OBJECTIVE: Restate, word for word, every line of the data.

[Saved entries]
....

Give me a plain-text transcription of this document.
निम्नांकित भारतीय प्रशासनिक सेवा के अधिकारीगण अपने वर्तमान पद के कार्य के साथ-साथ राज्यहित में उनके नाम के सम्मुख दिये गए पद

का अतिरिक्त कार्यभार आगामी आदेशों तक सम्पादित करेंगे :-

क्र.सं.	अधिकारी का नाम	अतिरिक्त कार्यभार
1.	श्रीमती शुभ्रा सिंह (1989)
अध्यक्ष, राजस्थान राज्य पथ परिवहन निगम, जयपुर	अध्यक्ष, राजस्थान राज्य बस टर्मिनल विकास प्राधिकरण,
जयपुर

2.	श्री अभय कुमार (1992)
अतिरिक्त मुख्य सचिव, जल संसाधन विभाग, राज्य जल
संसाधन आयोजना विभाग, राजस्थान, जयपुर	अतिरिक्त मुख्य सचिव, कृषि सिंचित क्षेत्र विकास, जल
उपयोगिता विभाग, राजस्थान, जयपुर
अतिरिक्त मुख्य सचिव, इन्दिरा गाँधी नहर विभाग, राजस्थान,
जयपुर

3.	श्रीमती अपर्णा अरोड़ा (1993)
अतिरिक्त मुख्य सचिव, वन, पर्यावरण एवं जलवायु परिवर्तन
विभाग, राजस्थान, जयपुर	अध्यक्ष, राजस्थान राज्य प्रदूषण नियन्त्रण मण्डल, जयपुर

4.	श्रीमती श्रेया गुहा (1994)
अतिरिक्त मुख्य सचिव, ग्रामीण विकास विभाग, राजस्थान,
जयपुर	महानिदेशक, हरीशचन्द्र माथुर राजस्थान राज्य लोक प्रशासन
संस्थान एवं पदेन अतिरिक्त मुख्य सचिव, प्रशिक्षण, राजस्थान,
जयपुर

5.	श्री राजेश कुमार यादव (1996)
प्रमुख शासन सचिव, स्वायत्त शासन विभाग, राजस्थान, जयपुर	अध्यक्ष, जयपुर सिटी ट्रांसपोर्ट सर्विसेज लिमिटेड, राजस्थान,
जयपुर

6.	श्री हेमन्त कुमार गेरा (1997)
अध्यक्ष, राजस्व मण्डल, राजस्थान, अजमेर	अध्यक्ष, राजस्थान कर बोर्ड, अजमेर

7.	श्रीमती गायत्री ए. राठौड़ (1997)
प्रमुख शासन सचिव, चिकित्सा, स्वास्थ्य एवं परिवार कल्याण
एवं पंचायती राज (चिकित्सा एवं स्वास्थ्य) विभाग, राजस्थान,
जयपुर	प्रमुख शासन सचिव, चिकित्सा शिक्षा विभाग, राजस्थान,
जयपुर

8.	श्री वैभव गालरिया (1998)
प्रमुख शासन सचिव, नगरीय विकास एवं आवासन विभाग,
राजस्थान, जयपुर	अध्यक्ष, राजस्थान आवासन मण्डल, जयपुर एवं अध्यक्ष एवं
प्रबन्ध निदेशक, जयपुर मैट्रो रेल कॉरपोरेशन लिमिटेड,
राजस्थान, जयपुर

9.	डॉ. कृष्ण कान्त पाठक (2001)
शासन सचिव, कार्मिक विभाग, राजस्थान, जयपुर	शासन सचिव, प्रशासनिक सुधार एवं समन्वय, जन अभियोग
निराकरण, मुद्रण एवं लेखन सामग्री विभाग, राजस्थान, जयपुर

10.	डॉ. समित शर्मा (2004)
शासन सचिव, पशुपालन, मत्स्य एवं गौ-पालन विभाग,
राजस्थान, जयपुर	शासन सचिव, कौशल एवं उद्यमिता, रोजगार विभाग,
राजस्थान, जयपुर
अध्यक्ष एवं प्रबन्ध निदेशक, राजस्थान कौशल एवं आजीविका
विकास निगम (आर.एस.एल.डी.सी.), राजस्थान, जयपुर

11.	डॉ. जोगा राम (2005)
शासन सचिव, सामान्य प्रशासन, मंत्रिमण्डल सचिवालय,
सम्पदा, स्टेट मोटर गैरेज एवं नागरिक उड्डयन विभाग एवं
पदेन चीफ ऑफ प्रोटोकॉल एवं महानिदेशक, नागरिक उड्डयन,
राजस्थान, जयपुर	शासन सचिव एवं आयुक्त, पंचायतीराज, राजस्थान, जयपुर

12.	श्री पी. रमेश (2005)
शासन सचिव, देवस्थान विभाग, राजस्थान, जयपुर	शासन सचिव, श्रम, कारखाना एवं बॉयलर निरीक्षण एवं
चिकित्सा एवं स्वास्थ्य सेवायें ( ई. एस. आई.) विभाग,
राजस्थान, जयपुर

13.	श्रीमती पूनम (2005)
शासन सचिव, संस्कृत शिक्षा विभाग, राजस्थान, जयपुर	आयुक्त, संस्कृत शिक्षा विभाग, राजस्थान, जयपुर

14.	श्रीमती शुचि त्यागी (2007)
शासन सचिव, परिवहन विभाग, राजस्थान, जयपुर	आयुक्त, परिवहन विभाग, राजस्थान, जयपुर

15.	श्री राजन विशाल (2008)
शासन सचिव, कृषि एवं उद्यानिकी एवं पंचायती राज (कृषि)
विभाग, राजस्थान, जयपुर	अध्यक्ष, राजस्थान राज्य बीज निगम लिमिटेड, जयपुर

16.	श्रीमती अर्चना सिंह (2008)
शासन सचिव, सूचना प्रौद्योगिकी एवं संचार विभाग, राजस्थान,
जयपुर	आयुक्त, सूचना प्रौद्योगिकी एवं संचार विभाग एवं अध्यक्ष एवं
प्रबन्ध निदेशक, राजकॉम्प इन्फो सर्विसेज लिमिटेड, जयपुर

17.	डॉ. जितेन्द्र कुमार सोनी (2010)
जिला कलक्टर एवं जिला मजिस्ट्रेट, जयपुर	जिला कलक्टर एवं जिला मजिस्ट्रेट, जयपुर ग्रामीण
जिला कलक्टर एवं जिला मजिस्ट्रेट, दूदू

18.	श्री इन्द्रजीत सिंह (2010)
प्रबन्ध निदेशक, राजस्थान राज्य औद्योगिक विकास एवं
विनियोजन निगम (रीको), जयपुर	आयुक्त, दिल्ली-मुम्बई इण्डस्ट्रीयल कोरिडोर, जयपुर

....

FULL SOLUTION:
Give me a plain-text transcription of this document.
निम्नांकित भारतीय प्रशासनिक सेवा के अधिकारीगण अपने वर्तमान पद के कार्य के साथ-साथ राज्यहित में उनके नाम के सम्मुख दिये गए पद

का अतिरिक्त कार्यभार आगामी आदेशों तक सम्पादित करेंगे :-

क्र.सं.	अधिकारी का नाम	अतिरिक्त कार्यभार
1.	श्रीमती शुभ्रा सिंह (1989)
अध्यक्ष, राजस्थान राज्य पथ परिवहन निगम, जयपुर	अध्यक्ष, राजस्थान राज्य बस टर्मिनल विकास प्राधिकरण,
जयपुर

2.	श्री अभय कुमार (1992)
अतिरिक्त मुख्य सचिव, जल संसाधन विभाग, राज्य जल
संसाधन आयोजना विभाग, राजस्थान, जयपुर	अतिरिक्त मुख्य सचिव, कृषि सिंचित क्षेत्र विकास, जल
उपयोगिता विभाग, राजस्थान, जयपुर
अतिरिक्त मुख्य सचिव, इन्दिरा गाँधी नहर विभाग, राजस्थान,
जयपुर

3.	श्रीमती अपर्णा अरोड़ा (1993)
अतिरिक्त मुख्य सचिव, वन, पर्यावरण एवं जलवायु परिवर्तन
विभाग, राजस्थान, जयपुर	अध्यक्ष, राजस्थान राज्य प्रदूषण नियन्त्रण मण्डल, जयपुर

4.	श्रीमती श्रेया गुहा (1994)
अतिरिक्त मुख्य सचिव, ग्रामीण विकास विभाग, राजस्थान,
जयपुर	महानिदेशक, हरीशचन्द्र माथुर राजस्थान राज्य लोक प्रशासन
संस्थान एवं पदेन अतिरिक्त मुख्य सचिव, प्रशिक्षण, राजस्थान,
जयपुर

5.	श्री राजेश कुमार यादव (1996)
प्रमुख शासन सचिव, स्वायत्त शासन विभाग, राजस्थान, जयपुर	अध्यक्ष, जयपुर सिटी ट्रांसपोर्ट सर्विसेज लिमिटेड, राजस्थान,
जयपुर

6.	श्री हेमन्त कुमार गेरा (1997)
अध्यक्ष, राजस्व मण्डल, राजस्थान, अजमेर	अध्यक्ष, राजस्थान कर बोर्ड, अजमेर

7.	श्रीमती गायत्री ए. राठौड़ (1997)
प्रमुख शासन सचिव, चिकित्सा, स्वास्थ्य एवं परिवार कल्याण
एवं पंचायती राज (चिकित्सा एवं स्वास्थ्य) विभाग, राजस्थान,
जयपुर	प्रमुख शासन सचिव, चिकित्सा शिक्षा विभाग, राजस्थान,
जयपुर

8.	श्री वैभव गालरिया (1998)
प्रमुख शासन सचिव, नगरीय विकास एवं आवासन विभाग,
राजस्थान, जयपुर	अध्यक्ष, राजस्थान आवासन मण्डल, जयपुर एवं अध्यक्ष एवं
प्रबन्ध निदेशक, जयपुर मैट्रो रेल कॉरपोरेशन लिमिटेड,
राजस्थान, जयपुर

9.	डॉ. कृष्ण कान्त पाठक (2001)
शासन सचिव, कार्मिक विभाग, राजस्थान, जयपुर	शासन सचिव, प्रशासनिक सुधार एवं समन्वय, जन अभियोग
निराकरण, मुद्रण एवं लेखन सामग्री विभाग, राजस्थान, जयपुर

10.	डॉ. समित शर्मा (2004)
शासन सचिव, पशुपालन, मत्स्य एवं गौ-पालन विभाग,
राजस्थान, जयपुर	शासन सचिव, कौशल एवं उद्यमिता, रोजगार विभाग,
राजस्थान, जयपुर
अध्यक्ष एवं प्रबन्ध निदेशक, राजस्थान कौशल एवं आजीविका
विकास निगम (आर.एस.एल.डी.सी.), राजस्थान, जयपुर

11.	डॉ. जोगा राम (2005)
शासन सचिव, सामान्य प्रशासन, मंत्रिमण्डल सचिवालय,
सम्पदा, स्टेट मोटर गैरेज एवं नागरिक उड्डयन विभाग एवं
पदेन चीफ ऑफ प्रोटोकॉल एवं महानिदेशक, नागरिक उड्डयन,
राजस्थान, जयपुर	शासन सचिव एवं आयुक्त, पंचायतीराज, राजस्थान, जयपुर

12.	श्री पी. रमेश (2005)
शासन सचिव, देवस्थान विभाग, राजस्थान, जयपुर	शासन सचिव, श्रम, कारखाना एवं बॉयलर निरीक्षण एवं
चिकित्सा एवं स्वास्थ्य सेवायें ( ई. एस. आई.) विभाग,
राजस्थान, जयपुर

13.	श्रीमती पूनम (2005)
शासन सचिव, संस्कृत शिक्षा विभाग, राजस्थान, जयपुर	आयुक्त, संस्कृत शिक्षा विभाग, राजस्थान, जयपुर

14.	श्रीमती शुचि त्यागी (2007)
शासन सचिव, परिवहन विभाग, राजस्थान, जयपुर	आयुक्त, परिवहन विभाग, राजस्थान, जयपुर

15.	श्री राजन विशाल (2008)
शासन सचिव, कृषि एवं उद्यानिकी एवं पंचायती राज (कृषि)
विभाग, राजस्थान, जयपुर	अध्यक्ष, राजस्थान राज्य बीज निगम लिमिटेड, जयपुर

16.	श्रीमती अर्चना सिंह (2008)
शासन सचिव, सूचना प्रौद्योगिकी एवं संचार विभाग, राजस्थान,
जयपुर	आयुक्त, सूचना प्रौद्योगिकी एवं संचार विभाग एवं अध्यक्ष एवं
प्रबन्ध निदेशक, राजकॉम्प इन्फो सर्विसेज लिमिटेड, जयपुर

17.	डॉ. जितेन्द्र कुमार सोनी (2010)
जिला कलक्टर एवं जिला मजिस्ट्रेट, जयपुर	जिला कलक्टर एवं जिला मजिस्ट्रेट, जयपुर ग्रामीण
जिला कलक्टर एवं जिला मजिस्ट्रेट, दूदू

18.	श्री इन्द्रजीत सिंह (2010)
प्रबन्ध निदेशक, राजस्थान राज्य औद्योगिक विकास एवं
विनियोजन निगम (रीको), जयपुर	आयुक्त, दिल्ली-मुम्बई इण्डस्ट्रीयल कोरिडोर, जयपुर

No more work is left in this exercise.